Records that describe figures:
>>

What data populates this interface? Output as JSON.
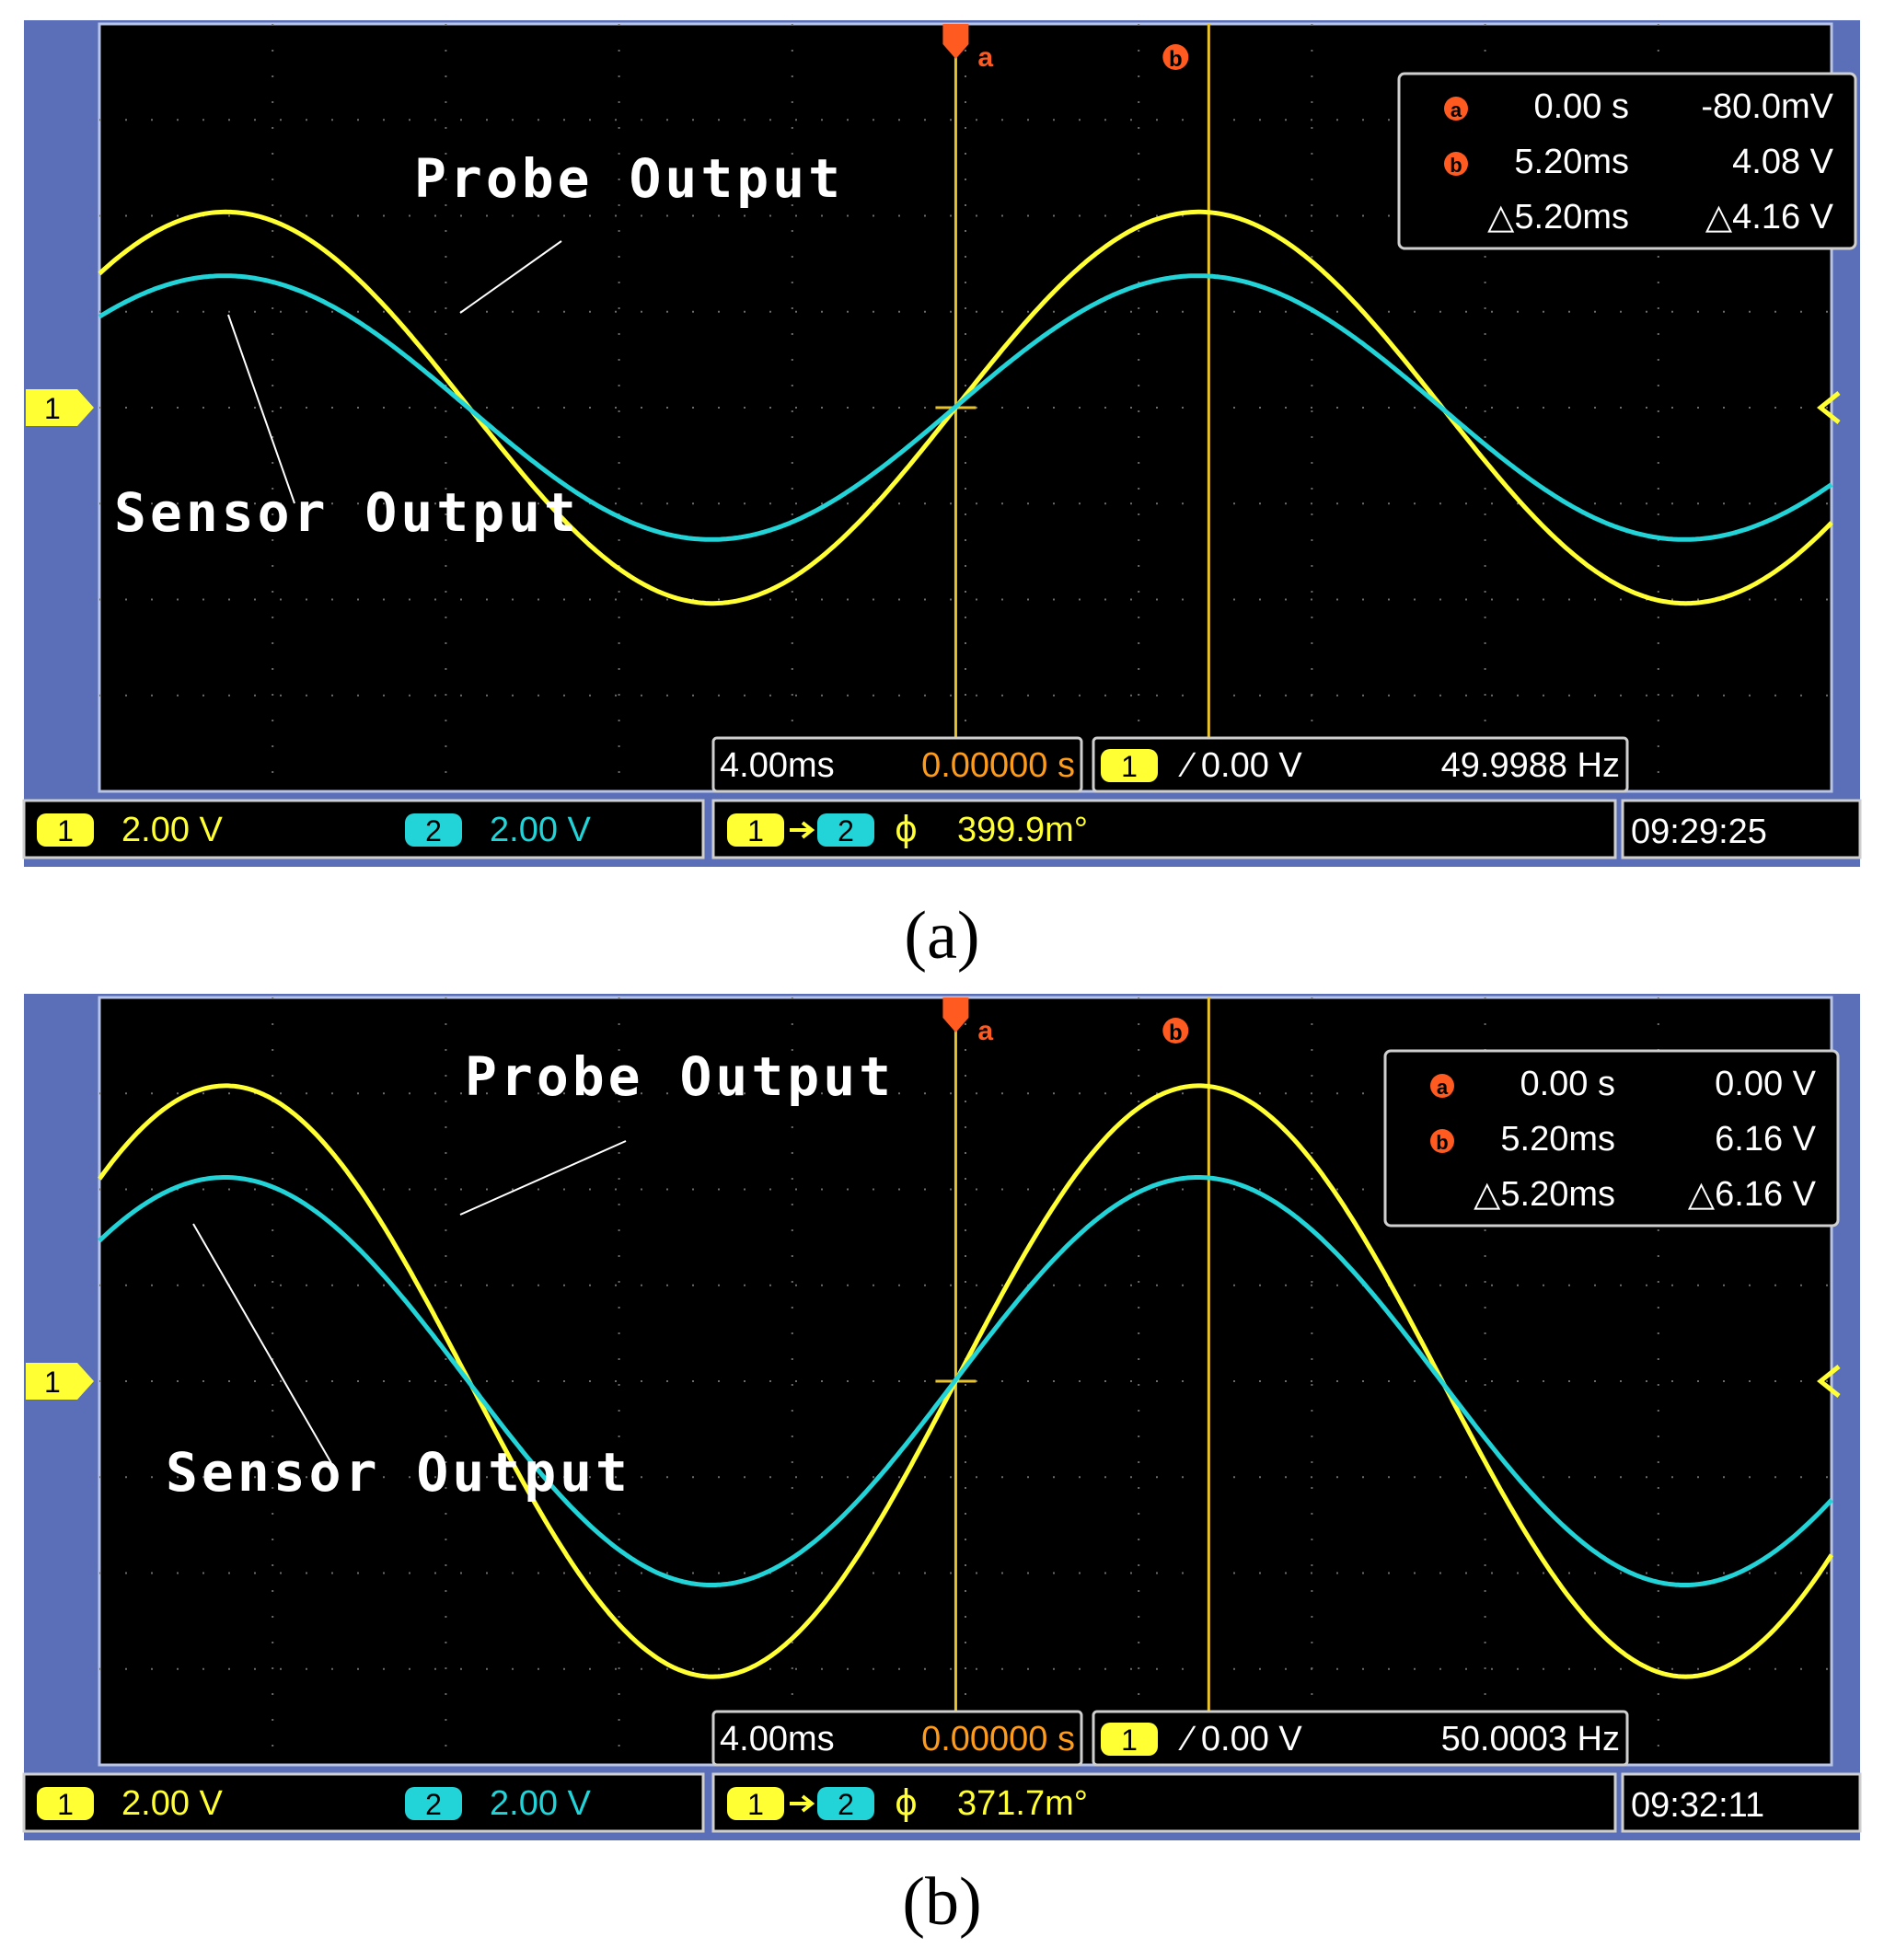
{
  "colors": {
    "ch1": "#ffff33",
    "ch2": "#22d3d8",
    "cursor": "#e8c32b",
    "frame": "#5a6fb8",
    "grid": "#6b6b6b",
    "marker": "#ff5a1f",
    "text_white": "#ffffff",
    "text_orange": "#ff9b1a",
    "bg": "#000000"
  },
  "panels": [
    {
      "caption": "(a)",
      "caption_bold": "a",
      "labels": {
        "probe": "Probe Output",
        "sensor": "Sensor Output"
      },
      "cursor_readout": {
        "a_marker": "a",
        "a_time": "0.00 s",
        "a_value": "-80.0mV",
        "b_marker": "b",
        "b_time": "5.20ms",
        "b_value": "4.08 V",
        "delta_time": "△5.20ms",
        "delta_value": "△4.16 V"
      },
      "timebase": {
        "per_div": "4.00ms",
        "position": "0.00000 s"
      },
      "trigger": {
        "channel": "1",
        "slope_level": "⁄ 0.00 V",
        "frequency": "49.9988 Hz"
      },
      "channels": [
        {
          "id": "1",
          "scale": "2.00 V"
        },
        {
          "id": "2",
          "scale": "2.00 V"
        }
      ],
      "phase": {
        "from": "1",
        "to": "2",
        "symbol": "ϕ",
        "value": "399.9m°"
      },
      "clock": "09:29:25",
      "ground_marker": "1",
      "chart_data": {
        "type": "line",
        "x_unit": "ms",
        "x_range": [
          -17.6,
          18.0
        ],
        "y_unit": "V",
        "y_range": [
          -8,
          8
        ],
        "grid": true,
        "cursors": {
          "a_ms": 0.0,
          "b_ms": 5.2
        },
        "series": [
          {
            "name": "Probe Output",
            "channel": "1",
            "frequency_hz": 49.9988,
            "amplitude_v": 4.08,
            "phase_deg": 0
          },
          {
            "name": "Sensor Output",
            "channel": "2",
            "frequency_hz": 49.9988,
            "amplitude_v": 2.75,
            "phase_deg": 0.3999
          }
        ]
      }
    },
    {
      "caption": "(b)",
      "caption_bold": "b",
      "labels": {
        "probe": "Probe Output",
        "sensor": "Sensor Output"
      },
      "cursor_readout": {
        "a_marker": "a",
        "a_time": "0.00 s",
        "a_value": "0.00 V",
        "b_marker": "b",
        "b_time": "5.20ms",
        "b_value": "6.16 V",
        "delta_time": "△5.20ms",
        "delta_value": "△6.16 V"
      },
      "timebase": {
        "per_div": "4.00ms",
        "position": "0.00000 s"
      },
      "trigger": {
        "channel": "1",
        "slope_level": "⁄ 0.00 V",
        "frequency": "50.0003 Hz"
      },
      "channels": [
        {
          "id": "1",
          "scale": "2.00 V"
        },
        {
          "id": "2",
          "scale": "2.00 V"
        }
      ],
      "phase": {
        "from": "1",
        "to": "2",
        "symbol": "ϕ",
        "value": "371.7m°"
      },
      "clock": "09:32:11",
      "ground_marker": "1",
      "chart_data": {
        "type": "line",
        "x_unit": "ms",
        "x_range": [
          -17.6,
          18.0
        ],
        "y_unit": "V",
        "y_range": [
          -8,
          8
        ],
        "grid": true,
        "cursors": {
          "a_ms": 0.0,
          "b_ms": 5.2
        },
        "series": [
          {
            "name": "Probe Output",
            "channel": "1",
            "frequency_hz": 50.0003,
            "amplitude_v": 6.16,
            "phase_deg": 0
          },
          {
            "name": "Sensor Output",
            "channel": "2",
            "frequency_hz": 50.0003,
            "amplitude_v": 4.25,
            "phase_deg": 0.3717
          }
        ]
      }
    }
  ]
}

<<

** What this task involves **
Leave the pictures out and write out every entry exactly as given.

** Task response **
What data populates this interface? Output as JSON.
{
  "colors": {
    "ch1": "#ffff33",
    "ch2": "#22d3d8",
    "cursor": "#e8c32b",
    "frame": "#5a6fb8",
    "grid": "#6b6b6b",
    "marker": "#ff5a1f",
    "text_white": "#ffffff",
    "text_orange": "#ff9b1a",
    "bg": "#000000"
  },
  "panels": [
    {
      "caption": "(a)",
      "caption_bold": "a",
      "labels": {
        "probe": "Probe Output",
        "sensor": "Sensor Output"
      },
      "cursor_readout": {
        "a_marker": "a",
        "a_time": "0.00 s",
        "a_value": "-80.0mV",
        "b_marker": "b",
        "b_time": "5.20ms",
        "b_value": "4.08 V",
        "delta_time": "△5.20ms",
        "delta_value": "△4.16 V"
      },
      "timebase": {
        "per_div": "4.00ms",
        "position": "0.00000 s"
      },
      "trigger": {
        "channel": "1",
        "slope_level": "⁄ 0.00 V",
        "frequency": "49.9988 Hz"
      },
      "channels": [
        {
          "id": "1",
          "scale": "2.00 V"
        },
        {
          "id": "2",
          "scale": "2.00 V"
        }
      ],
      "phase": {
        "from": "1",
        "to": "2",
        "symbol": "ϕ",
        "value": "399.9m°"
      },
      "clock": "09:29:25",
      "ground_marker": "1",
      "chart_data": {
        "type": "line",
        "x_unit": "ms",
        "x_range": [
          -17.6,
          18.0
        ],
        "y_unit": "V",
        "y_range": [
          -8,
          8
        ],
        "grid": true,
        "cursors": {
          "a_ms": 0.0,
          "b_ms": 5.2
        },
        "series": [
          {
            "name": "Probe Output",
            "channel": "1",
            "frequency_hz": 49.9988,
            "amplitude_v": 4.08,
            "phase_deg": 0
          },
          {
            "name": "Sensor Output",
            "channel": "2",
            "frequency_hz": 49.9988,
            "amplitude_v": 2.75,
            "phase_deg": 0.3999
          }
        ]
      }
    },
    {
      "caption": "(b)",
      "caption_bold": "b",
      "labels": {
        "probe": "Probe Output",
        "sensor": "Sensor Output"
      },
      "cursor_readout": {
        "a_marker": "a",
        "a_time": "0.00 s",
        "a_value": "0.00 V",
        "b_marker": "b",
        "b_time": "5.20ms",
        "b_value": "6.16 V",
        "delta_time": "△5.20ms",
        "delta_value": "△6.16 V"
      },
      "timebase": {
        "per_div": "4.00ms",
        "position": "0.00000 s"
      },
      "trigger": {
        "channel": "1",
        "slope_level": "⁄ 0.00 V",
        "frequency": "50.0003 Hz"
      },
      "channels": [
        {
          "id": "1",
          "scale": "2.00 V"
        },
        {
          "id": "2",
          "scale": "2.00 V"
        }
      ],
      "phase": {
        "from": "1",
        "to": "2",
        "symbol": "ϕ",
        "value": "371.7m°"
      },
      "clock": "09:32:11",
      "ground_marker": "1",
      "chart_data": {
        "type": "line",
        "x_unit": "ms",
        "x_range": [
          -17.6,
          18.0
        ],
        "y_unit": "V",
        "y_range": [
          -8,
          8
        ],
        "grid": true,
        "cursors": {
          "a_ms": 0.0,
          "b_ms": 5.2
        },
        "series": [
          {
            "name": "Probe Output",
            "channel": "1",
            "frequency_hz": 50.0003,
            "amplitude_v": 6.16,
            "phase_deg": 0
          },
          {
            "name": "Sensor Output",
            "channel": "2",
            "frequency_hz": 50.0003,
            "amplitude_v": 4.25,
            "phase_deg": 0.3717
          }
        ]
      }
    }
  ]
}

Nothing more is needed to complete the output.